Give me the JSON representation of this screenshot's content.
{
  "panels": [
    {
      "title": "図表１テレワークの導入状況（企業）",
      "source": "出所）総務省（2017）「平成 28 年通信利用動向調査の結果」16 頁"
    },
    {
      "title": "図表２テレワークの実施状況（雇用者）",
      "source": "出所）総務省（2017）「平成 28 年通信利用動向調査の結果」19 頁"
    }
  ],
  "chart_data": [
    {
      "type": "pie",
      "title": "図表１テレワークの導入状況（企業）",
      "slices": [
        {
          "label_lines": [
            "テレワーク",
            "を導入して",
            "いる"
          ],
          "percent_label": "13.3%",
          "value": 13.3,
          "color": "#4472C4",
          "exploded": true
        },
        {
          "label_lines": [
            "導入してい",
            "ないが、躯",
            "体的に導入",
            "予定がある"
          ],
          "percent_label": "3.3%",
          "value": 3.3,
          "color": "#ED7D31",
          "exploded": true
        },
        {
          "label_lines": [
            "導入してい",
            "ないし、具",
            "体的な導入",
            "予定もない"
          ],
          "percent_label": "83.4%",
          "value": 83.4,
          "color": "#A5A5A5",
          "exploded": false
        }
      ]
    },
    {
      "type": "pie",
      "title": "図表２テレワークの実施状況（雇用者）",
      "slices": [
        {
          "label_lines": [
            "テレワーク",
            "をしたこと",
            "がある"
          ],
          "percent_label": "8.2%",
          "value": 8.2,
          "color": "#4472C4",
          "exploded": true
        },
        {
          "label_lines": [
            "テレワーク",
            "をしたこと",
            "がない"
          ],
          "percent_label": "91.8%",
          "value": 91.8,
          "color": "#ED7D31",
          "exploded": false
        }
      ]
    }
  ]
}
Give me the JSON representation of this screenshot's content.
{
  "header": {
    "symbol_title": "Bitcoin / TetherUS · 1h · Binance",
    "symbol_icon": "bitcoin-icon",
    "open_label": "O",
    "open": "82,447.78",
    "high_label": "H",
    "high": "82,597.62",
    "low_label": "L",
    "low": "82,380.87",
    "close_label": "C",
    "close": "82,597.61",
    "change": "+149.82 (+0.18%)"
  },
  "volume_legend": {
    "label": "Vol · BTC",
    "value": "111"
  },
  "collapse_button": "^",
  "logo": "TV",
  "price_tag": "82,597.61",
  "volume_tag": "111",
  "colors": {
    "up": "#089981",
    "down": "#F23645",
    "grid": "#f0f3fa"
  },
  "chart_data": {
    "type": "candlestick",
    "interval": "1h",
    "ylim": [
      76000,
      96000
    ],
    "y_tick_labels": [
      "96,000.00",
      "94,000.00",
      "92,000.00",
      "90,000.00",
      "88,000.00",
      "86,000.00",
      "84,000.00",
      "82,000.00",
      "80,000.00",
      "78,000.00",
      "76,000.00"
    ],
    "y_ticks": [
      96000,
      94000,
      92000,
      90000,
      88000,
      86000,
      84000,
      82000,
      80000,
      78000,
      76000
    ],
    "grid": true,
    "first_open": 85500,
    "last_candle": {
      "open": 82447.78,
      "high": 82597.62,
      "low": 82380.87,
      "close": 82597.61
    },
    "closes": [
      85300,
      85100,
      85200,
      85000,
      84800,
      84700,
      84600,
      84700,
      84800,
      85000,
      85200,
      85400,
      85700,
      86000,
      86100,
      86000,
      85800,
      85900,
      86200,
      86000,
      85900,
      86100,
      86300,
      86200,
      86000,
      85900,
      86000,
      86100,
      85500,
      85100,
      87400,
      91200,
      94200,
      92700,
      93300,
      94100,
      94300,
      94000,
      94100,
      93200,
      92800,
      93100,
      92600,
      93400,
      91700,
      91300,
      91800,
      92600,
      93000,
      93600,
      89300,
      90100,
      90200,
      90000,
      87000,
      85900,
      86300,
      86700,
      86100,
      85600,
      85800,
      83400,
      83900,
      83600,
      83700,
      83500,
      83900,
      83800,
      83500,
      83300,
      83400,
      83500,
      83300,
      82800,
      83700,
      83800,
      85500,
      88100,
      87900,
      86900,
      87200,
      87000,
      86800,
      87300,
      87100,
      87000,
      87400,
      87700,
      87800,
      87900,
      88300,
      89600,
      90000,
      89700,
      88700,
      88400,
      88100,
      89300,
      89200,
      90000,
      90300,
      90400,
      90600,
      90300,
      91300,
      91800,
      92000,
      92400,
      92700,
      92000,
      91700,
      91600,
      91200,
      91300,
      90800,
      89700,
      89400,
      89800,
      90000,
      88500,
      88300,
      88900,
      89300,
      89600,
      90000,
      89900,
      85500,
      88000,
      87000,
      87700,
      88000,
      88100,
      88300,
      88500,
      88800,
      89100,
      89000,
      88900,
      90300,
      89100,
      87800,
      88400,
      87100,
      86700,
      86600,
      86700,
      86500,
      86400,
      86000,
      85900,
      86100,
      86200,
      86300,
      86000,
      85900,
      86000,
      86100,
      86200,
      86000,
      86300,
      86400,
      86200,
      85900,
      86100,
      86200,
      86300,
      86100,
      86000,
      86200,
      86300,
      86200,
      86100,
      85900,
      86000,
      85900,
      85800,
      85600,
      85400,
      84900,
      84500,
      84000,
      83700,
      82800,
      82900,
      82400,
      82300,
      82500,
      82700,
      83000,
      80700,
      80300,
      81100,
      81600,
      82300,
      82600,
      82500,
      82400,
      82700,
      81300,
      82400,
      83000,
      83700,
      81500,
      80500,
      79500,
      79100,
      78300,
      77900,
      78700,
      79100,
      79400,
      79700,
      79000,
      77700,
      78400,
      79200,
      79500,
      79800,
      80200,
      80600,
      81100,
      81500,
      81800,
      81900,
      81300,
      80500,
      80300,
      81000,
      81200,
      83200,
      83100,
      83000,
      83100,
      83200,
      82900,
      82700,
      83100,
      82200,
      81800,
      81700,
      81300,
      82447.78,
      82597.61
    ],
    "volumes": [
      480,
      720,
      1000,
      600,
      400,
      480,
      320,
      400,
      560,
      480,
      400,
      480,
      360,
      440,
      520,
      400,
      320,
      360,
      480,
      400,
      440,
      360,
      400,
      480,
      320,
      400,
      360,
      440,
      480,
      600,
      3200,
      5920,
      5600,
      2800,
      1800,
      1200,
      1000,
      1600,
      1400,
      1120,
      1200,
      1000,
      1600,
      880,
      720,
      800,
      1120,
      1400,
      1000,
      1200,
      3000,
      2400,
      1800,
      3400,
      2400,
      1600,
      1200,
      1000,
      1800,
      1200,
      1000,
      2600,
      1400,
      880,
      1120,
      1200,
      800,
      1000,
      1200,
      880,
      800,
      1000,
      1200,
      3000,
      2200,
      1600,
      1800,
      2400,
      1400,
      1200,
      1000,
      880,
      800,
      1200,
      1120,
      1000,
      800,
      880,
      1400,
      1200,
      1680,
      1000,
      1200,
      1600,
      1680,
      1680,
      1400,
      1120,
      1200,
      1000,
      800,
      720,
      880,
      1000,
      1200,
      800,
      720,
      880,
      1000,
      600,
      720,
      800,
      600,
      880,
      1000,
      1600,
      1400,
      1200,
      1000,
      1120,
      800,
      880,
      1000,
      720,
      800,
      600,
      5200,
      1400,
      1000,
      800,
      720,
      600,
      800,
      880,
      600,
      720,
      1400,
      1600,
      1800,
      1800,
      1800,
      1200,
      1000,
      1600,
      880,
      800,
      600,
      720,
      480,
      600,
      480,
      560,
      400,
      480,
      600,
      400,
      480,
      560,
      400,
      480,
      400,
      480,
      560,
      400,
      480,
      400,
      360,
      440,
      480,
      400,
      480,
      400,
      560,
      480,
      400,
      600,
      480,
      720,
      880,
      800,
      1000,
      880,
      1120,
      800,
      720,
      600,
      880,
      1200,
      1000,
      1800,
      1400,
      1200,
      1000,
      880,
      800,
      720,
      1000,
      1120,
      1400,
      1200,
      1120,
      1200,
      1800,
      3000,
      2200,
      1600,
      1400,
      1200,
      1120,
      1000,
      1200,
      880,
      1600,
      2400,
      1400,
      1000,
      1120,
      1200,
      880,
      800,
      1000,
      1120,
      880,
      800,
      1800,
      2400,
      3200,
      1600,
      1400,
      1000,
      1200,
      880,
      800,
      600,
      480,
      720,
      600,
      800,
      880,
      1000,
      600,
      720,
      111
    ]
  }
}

◆ Exercise prompt
Return each line that includes "value".

◆ Answer for this exercise
          "value": 13.3,
          "value": 3.3,
          "value": 83.4,
          "value": 8.2,
          "value": 91.8,
    "value": "111"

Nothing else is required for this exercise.